Stated problem - Reproduce all entries word for word.

The records -

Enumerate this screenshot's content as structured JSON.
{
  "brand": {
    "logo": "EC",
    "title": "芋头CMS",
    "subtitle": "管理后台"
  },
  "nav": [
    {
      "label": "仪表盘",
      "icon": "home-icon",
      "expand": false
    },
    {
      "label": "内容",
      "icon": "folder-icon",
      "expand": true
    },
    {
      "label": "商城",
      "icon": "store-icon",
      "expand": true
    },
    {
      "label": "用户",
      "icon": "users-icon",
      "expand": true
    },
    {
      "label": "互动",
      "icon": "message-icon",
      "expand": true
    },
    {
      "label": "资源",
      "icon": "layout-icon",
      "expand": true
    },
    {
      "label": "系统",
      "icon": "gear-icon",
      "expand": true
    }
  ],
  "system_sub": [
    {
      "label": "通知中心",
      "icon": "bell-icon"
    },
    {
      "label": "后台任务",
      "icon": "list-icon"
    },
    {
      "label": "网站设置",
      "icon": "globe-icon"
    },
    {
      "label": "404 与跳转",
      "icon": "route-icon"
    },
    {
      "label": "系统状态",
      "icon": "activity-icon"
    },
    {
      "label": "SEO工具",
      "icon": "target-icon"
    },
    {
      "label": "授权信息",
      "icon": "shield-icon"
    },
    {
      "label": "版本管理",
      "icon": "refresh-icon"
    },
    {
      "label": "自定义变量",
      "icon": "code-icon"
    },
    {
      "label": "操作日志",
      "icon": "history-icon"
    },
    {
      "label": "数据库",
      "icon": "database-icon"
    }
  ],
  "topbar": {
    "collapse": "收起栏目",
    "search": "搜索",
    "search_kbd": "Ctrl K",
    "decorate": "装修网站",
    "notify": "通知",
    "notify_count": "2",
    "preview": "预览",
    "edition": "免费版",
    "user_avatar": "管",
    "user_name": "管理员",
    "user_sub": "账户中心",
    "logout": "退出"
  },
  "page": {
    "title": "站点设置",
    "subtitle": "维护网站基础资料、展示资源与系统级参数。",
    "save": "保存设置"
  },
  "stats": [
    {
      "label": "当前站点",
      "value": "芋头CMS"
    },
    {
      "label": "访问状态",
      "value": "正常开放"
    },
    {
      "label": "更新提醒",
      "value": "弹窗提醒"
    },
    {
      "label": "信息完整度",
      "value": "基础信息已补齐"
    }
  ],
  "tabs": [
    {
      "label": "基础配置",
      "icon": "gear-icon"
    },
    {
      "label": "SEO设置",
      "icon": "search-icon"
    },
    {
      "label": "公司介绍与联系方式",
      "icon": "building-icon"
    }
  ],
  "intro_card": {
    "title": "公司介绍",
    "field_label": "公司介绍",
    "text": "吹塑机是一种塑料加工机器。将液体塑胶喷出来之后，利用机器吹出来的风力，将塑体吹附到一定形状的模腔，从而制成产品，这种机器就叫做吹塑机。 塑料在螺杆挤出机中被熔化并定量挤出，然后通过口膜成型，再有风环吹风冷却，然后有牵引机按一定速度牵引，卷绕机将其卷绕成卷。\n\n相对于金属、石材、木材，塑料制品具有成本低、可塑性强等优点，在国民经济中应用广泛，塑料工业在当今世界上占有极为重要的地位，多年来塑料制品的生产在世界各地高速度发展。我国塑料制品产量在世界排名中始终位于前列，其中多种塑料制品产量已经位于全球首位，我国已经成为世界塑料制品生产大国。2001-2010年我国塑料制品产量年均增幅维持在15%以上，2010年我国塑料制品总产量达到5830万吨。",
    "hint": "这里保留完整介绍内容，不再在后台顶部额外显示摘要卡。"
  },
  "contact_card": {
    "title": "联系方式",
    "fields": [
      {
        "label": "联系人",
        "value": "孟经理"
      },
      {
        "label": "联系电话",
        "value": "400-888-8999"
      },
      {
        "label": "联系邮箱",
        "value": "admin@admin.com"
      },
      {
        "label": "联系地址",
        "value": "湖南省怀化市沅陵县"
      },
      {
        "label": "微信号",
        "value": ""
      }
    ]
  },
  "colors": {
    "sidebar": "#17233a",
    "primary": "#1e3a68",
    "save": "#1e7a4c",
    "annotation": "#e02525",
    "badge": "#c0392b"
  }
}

Worked answer -
Enumerate this screenshot's content as structured JSON.
{
  "brand": {
    "logo": "EC",
    "title": "芋头CMS",
    "subtitle": "管理后台"
  },
  "nav": [
    {
      "label": "仪表盘",
      "icon": "home-icon",
      "expand": false
    },
    {
      "label": "内容",
      "icon": "folder-icon",
      "expand": true
    },
    {
      "label": "商城",
      "icon": "store-icon",
      "expand": true
    },
    {
      "label": "用户",
      "icon": "users-icon",
      "expand": true
    },
    {
      "label": "互动",
      "icon": "message-icon",
      "expand": true
    },
    {
      "label": "资源",
      "icon": "layout-icon",
      "expand": true
    },
    {
      "label": "系统",
      "icon": "gear-icon",
      "expand": true
    }
  ],
  "system_sub": [
    {
      "label": "通知中心",
      "icon": "bell-icon"
    },
    {
      "label": "后台任务",
      "icon": "list-icon"
    },
    {
      "label": "网站设置",
      "icon": "globe-icon"
    },
    {
      "label": "404 与跳转",
      "icon": "route-icon"
    },
    {
      "label": "系统状态",
      "icon": "activity-icon"
    },
    {
      "label": "SEO工具",
      "icon": "target-icon"
    },
    {
      "label": "授权信息",
      "icon": "shield-icon"
    },
    {
      "label": "版本管理",
      "icon": "refresh-icon"
    },
    {
      "label": "自定义变量",
      "icon": "code-icon"
    },
    {
      "label": "操作日志",
      "icon": "history-icon"
    },
    {
      "label": "数据库",
      "icon": "database-icon"
    }
  ],
  "topbar": {
    "collapse": "收起栏目",
    "search": "搜索",
    "search_kbd": "Ctrl K",
    "decorate": "装修网站",
    "notify": "通知",
    "notify_count": "2",
    "preview": "预览",
    "edition": "免费版",
    "user_avatar": "管",
    "user_name": "管理员",
    "user_sub": "账户中心",
    "logout": "退出"
  },
  "page": {
    "title": "站点设置",
    "subtitle": "维护网站基础资料、展示资源与系统级参数。",
    "save": "保存设置"
  },
  "stats": [
    {
      "label": "当前站点",
      "value": "芋头CMS"
    },
    {
      "label": "访问状态",
      "value": "正常开放"
    },
    {
      "label": "更新提醒",
      "value": "弹窗提醒"
    },
    {
      "label": "信息完整度",
      "value": "基础信息已补齐"
    }
  ],
  "tabs": [
    {
      "label": "基础配置",
      "icon": "gear-icon"
    },
    {
      "label": "SEO设置",
      "icon": "search-icon"
    },
    {
      "label": "公司介绍与联系方式",
      "icon": "building-icon"
    }
  ],
  "intro_card": {
    "title": "公司介绍",
    "field_label": "公司介绍",
    "text": "吹塑机是一种塑料加工机器。将液体塑胶喷出来之后，利用机器吹出来的风力，将塑体吹附到一定形状的模腔，从而制成产品，这种机器就叫做吹塑机。 塑料在螺杆挤出机中被熔化并定量挤出，然后通过口膜成型，再有风环吹风冷却，然后有牵引机按一定速度牵引，卷绕机将其卷绕成卷。\n\n相对于金属、石材、木材，塑料制品具有成本低、可塑性强等优点，在国民经济中应用广泛，塑料工业在当今世界上占有极为重要的地位，多年来塑料制品的生产在世界各地高速度发展。我国塑料制品产量在世界排名中始终位于前列，其中多种塑料制品产量已经位于全球首位，我国已经成为世界塑料制品生产大国。2001-2010年我国塑料制品产量年均增幅维持在15%以上，2010年我国塑料制品总产量达到5830万吨。",
    "hint": "这里保留完整介绍内容，不再在后台顶部额外显示摘要卡。"
  },
  "contact_card": {
    "title": "联系方式",
    "fields": [
      {
        "label": "联系人",
        "value": "孟经理"
      },
      {
        "label": "联系电话",
        "value": "400-888-8999"
      },
      {
        "label": "联系邮箱",
        "value": "admin@admin.com"
      },
      {
        "label": "联系地址",
        "value": "湖南省怀化市沅陵县"
      },
      {
        "label": "微信号",
        "value": ""
      }
    ]
  },
  "colors": {
    "sidebar": "#17233a",
    "primary": "#1e3a68",
    "save": "#1e7a4c",
    "annotation": "#e02525",
    "badge": "#c0392b"
  }
}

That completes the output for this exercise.